*Requirement:* With the pictures omitted, write out the entries that follow exactly as they stand.

[Stored records]
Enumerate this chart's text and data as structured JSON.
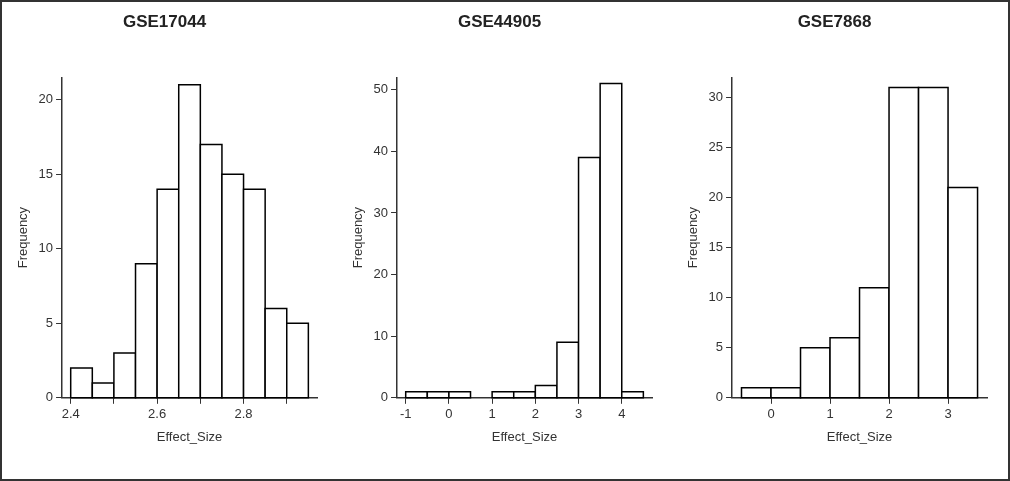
{
  "chart_data": [
    {
      "type": "histogram",
      "title": "GSE17044",
      "xlabel": "Effect_Size",
      "ylabel": "Frequency",
      "color": "#ffffff",
      "bins": [
        2.4,
        2.45,
        2.5,
        2.55,
        2.6,
        2.65,
        2.7,
        2.75,
        2.8,
        2.85,
        2.9,
        2.95
      ],
      "values": [
        2,
        1,
        3,
        9,
        14,
        21,
        17,
        15,
        14,
        6,
        5
      ],
      "xlim": [
        2.38,
        2.97
      ],
      "xticks": [
        2.4,
        {
          "value": 2.5,
          "label": null
        },
        2.6,
        {
          "value": 2.7,
          "label": null
        },
        2.8,
        {
          "value": 2.9,
          "label": null
        }
      ],
      "ylim": [
        0,
        21.5
      ],
      "yticks": [
        0,
        5,
        10,
        15,
        20
      ],
      "grid": false,
      "legend": false
    },
    {
      "type": "histogram",
      "title": "GSE44905",
      "xlabel": "Effect_Size",
      "ylabel": "Frequency",
      "color": "#ffffff",
      "bins": [
        -1,
        -0.5,
        0,
        0.5,
        1,
        1.5,
        2,
        2.5,
        3,
        3.5,
        4,
        4.5
      ],
      "values": [
        1,
        1,
        1,
        0,
        1,
        1,
        2,
        9,
        39,
        51,
        1
      ],
      "xlim": [
        -1.2,
        4.7
      ],
      "xticks": [
        -1,
        0,
        1,
        2,
        3,
        4
      ],
      "ylim": [
        0,
        52
      ],
      "yticks": [
        0,
        10,
        20,
        30,
        40,
        50
      ],
      "grid": false,
      "legend": false
    },
    {
      "type": "histogram",
      "title": "GSE7868",
      "xlabel": "Effect_Size",
      "ylabel": "Frequency",
      "color": "#ffffff",
      "bins": [
        -0.5,
        0,
        0.5,
        1,
        1.5,
        2,
        2.5,
        3,
        3.5
      ],
      "values": [
        1,
        1,
        5,
        6,
        11,
        31,
        31,
        21
      ],
      "xlim": [
        -0.66,
        3.66
      ],
      "xticks": [
        0,
        1,
        2,
        3
      ],
      "ylim": [
        0,
        32
      ],
      "yticks": [
        0,
        5,
        10,
        15,
        20,
        25,
        30
      ],
      "grid": false,
      "legend": false
    }
  ]
}
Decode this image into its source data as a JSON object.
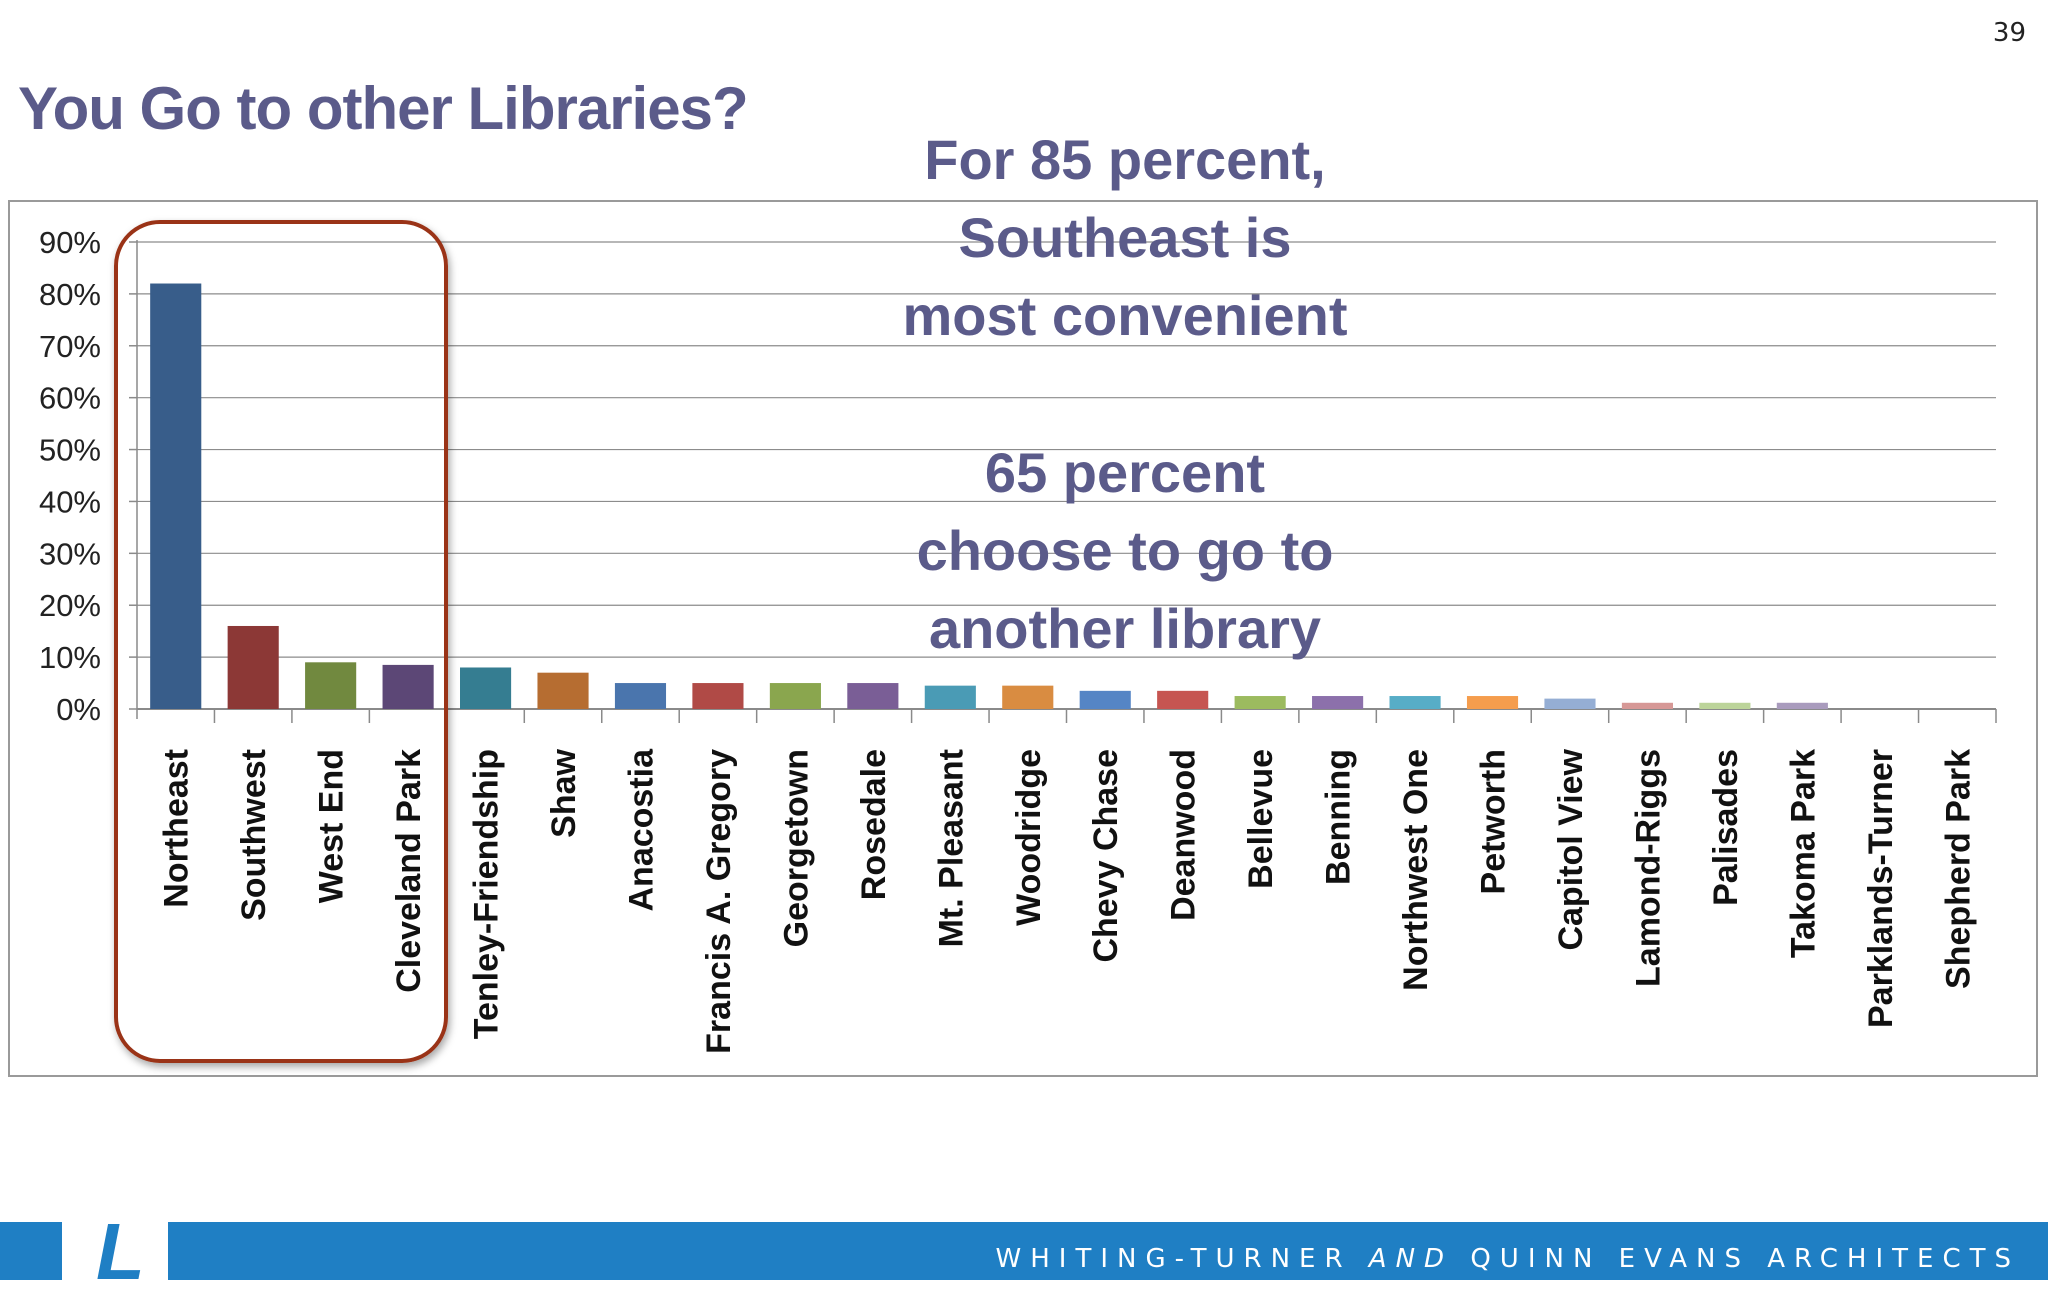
{
  "slide": {
    "number": "39",
    "title": "You Go to other Libraries?"
  },
  "callouts": {
    "convenient": [
      "For 85 percent,",
      "Southeast is",
      "most convenient"
    ],
    "another": [
      "65 percent",
      "choose to go to",
      "another library"
    ]
  },
  "footer": {
    "logo": "L",
    "company_part1": "WHITING-TURNER",
    "company_and": "AND",
    "company_part2": "QUINN EVANS ARCHITECTS"
  },
  "colors": {
    "title": "#5b5b8a",
    "highlight": "#9a3317",
    "footer": "#1f7fc4"
  },
  "chart_data": {
    "type": "bar",
    "ylim": [
      0,
      0.9
    ],
    "ytick_step": 0.1,
    "ytick_labels": [
      "0%",
      "10%",
      "20%",
      "30%",
      "40%",
      "50%",
      "60%",
      "70%",
      "80%",
      "90%"
    ],
    "grid": true,
    "categories": [
      "Northeast",
      "Southwest",
      "West End",
      "Cleveland Park",
      "Tenley-Friendship",
      "Shaw",
      "Anacostia",
      "Francis A. Gregory",
      "Georgetown",
      "Rosedale",
      "Mt. Pleasant",
      "Woodridge",
      "Chevy Chase",
      "Deanwood",
      "Bellevue",
      "Benning",
      "Northwest One",
      "Petworth",
      "Capitol View",
      "Lamond-Riggs",
      "Palisades",
      "Takoma Park",
      "Parklands-Turner",
      "Shepherd Park"
    ],
    "values": [
      0.82,
      0.16,
      0.09,
      0.085,
      0.08,
      0.07,
      0.05,
      0.05,
      0.05,
      0.05,
      0.045,
      0.045,
      0.035,
      0.035,
      0.025,
      0.025,
      0.025,
      0.025,
      0.02,
      0.012,
      0.012,
      0.012,
      0,
      0
    ],
    "colors": [
      "#385d8a",
      "#8c3836",
      "#71893f",
      "#5c4776",
      "#357d91",
      "#b66d31",
      "#4a75ad",
      "#b04a46",
      "#8aa64e",
      "#7a5e96",
      "#4a9bb5",
      "#d98c41",
      "#5585c5",
      "#c65551",
      "#9cbb5f",
      "#8c70ab",
      "#57adc7",
      "#f59d4d",
      "#95aed4",
      "#d69896",
      "#bcd49a",
      "#a99bbd",
      "#a0d0e0",
      "#f7c7a0"
    ]
  }
}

*Solution for this problem:*
Enumerate this chart's text and data as structured JSON.
{
  "chart_data": [
    {
      "type": "histogram",
      "title": "GSE17044",
      "xlabel": "Effect_Size",
      "ylabel": "Frequency",
      "color": "#ffffff",
      "bins": [
        2.4,
        2.45,
        2.5,
        2.55,
        2.6,
        2.65,
        2.7,
        2.75,
        2.8,
        2.85,
        2.9,
        2.95
      ],
      "values": [
        2,
        1,
        3,
        9,
        14,
        21,
        17,
        15,
        14,
        6,
        5
      ],
      "xlim": [
        2.38,
        2.97
      ],
      "xticks": [
        2.4,
        {
          "value": 2.5,
          "label": null
        },
        2.6,
        {
          "value": 2.7,
          "label": null
        },
        2.8,
        {
          "value": 2.9,
          "label": null
        }
      ],
      "ylim": [
        0,
        21.5
      ],
      "yticks": [
        0,
        5,
        10,
        15,
        20
      ],
      "grid": false,
      "legend": false
    },
    {
      "type": "histogram",
      "title": "GSE44905",
      "xlabel": "Effect_Size",
      "ylabel": "Frequency",
      "color": "#ffffff",
      "bins": [
        -1,
        -0.5,
        0,
        0.5,
        1,
        1.5,
        2,
        2.5,
        3,
        3.5,
        4,
        4.5
      ],
      "values": [
        1,
        1,
        1,
        0,
        1,
        1,
        2,
        9,
        39,
        51,
        1
      ],
      "xlim": [
        -1.2,
        4.7
      ],
      "xticks": [
        -1,
        0,
        1,
        2,
        3,
        4
      ],
      "ylim": [
        0,
        52
      ],
      "yticks": [
        0,
        10,
        20,
        30,
        40,
        50
      ],
      "grid": false,
      "legend": false
    },
    {
      "type": "histogram",
      "title": "GSE7868",
      "xlabel": "Effect_Size",
      "ylabel": "Frequency",
      "color": "#ffffff",
      "bins": [
        -0.5,
        0,
        0.5,
        1,
        1.5,
        2,
        2.5,
        3,
        3.5
      ],
      "values": [
        1,
        1,
        5,
        6,
        11,
        31,
        31,
        21
      ],
      "xlim": [
        -0.66,
        3.66
      ],
      "xticks": [
        0,
        1,
        2,
        3
      ],
      "ylim": [
        0,
        32
      ],
      "yticks": [
        0,
        5,
        10,
        15,
        20,
        25,
        30
      ],
      "grid": false,
      "legend": false
    }
  ]
}
Decode this image into its source data as a JSON object.
{
  "slide": {
    "number": "39",
    "title": "You Go to other Libraries?"
  },
  "callouts": {
    "convenient": [
      "For 85 percent,",
      "Southeast is",
      "most convenient"
    ],
    "another": [
      "65 percent",
      "choose to go to",
      "another library"
    ]
  },
  "footer": {
    "logo": "L",
    "company_part1": "WHITING-TURNER",
    "company_and": "AND",
    "company_part2": "QUINN EVANS ARCHITECTS"
  },
  "colors": {
    "title": "#5b5b8a",
    "highlight": "#9a3317",
    "footer": "#1f7fc4"
  },
  "chart_data": {
    "type": "bar",
    "ylim": [
      0,
      0.9
    ],
    "ytick_step": 0.1,
    "ytick_labels": [
      "0%",
      "10%",
      "20%",
      "30%",
      "40%",
      "50%",
      "60%",
      "70%",
      "80%",
      "90%"
    ],
    "grid": true,
    "categories": [
      "Northeast",
      "Southwest",
      "West End",
      "Cleveland Park",
      "Tenley-Friendship",
      "Shaw",
      "Anacostia",
      "Francis A. Gregory",
      "Georgetown",
      "Rosedale",
      "Mt. Pleasant",
      "Woodridge",
      "Chevy Chase",
      "Deanwood",
      "Bellevue",
      "Benning",
      "Northwest One",
      "Petworth",
      "Capitol View",
      "Lamond-Riggs",
      "Palisades",
      "Takoma Park",
      "Parklands-Turner",
      "Shepherd Park"
    ],
    "values": [
      0.82,
      0.16,
      0.09,
      0.085,
      0.08,
      0.07,
      0.05,
      0.05,
      0.05,
      0.05,
      0.045,
      0.045,
      0.035,
      0.035,
      0.025,
      0.025,
      0.025,
      0.025,
      0.02,
      0.012,
      0.012,
      0.012,
      0,
      0
    ],
    "colors": [
      "#385d8a",
      "#8c3836",
      "#71893f",
      "#5c4776",
      "#357d91",
      "#b66d31",
      "#4a75ad",
      "#b04a46",
      "#8aa64e",
      "#7a5e96",
      "#4a9bb5",
      "#d98c41",
      "#5585c5",
      "#c65551",
      "#9cbb5f",
      "#8c70ab",
      "#57adc7",
      "#f59d4d",
      "#95aed4",
      "#d69896",
      "#bcd49a",
      "#a99bbd",
      "#a0d0e0",
      "#f7c7a0"
    ]
  }
}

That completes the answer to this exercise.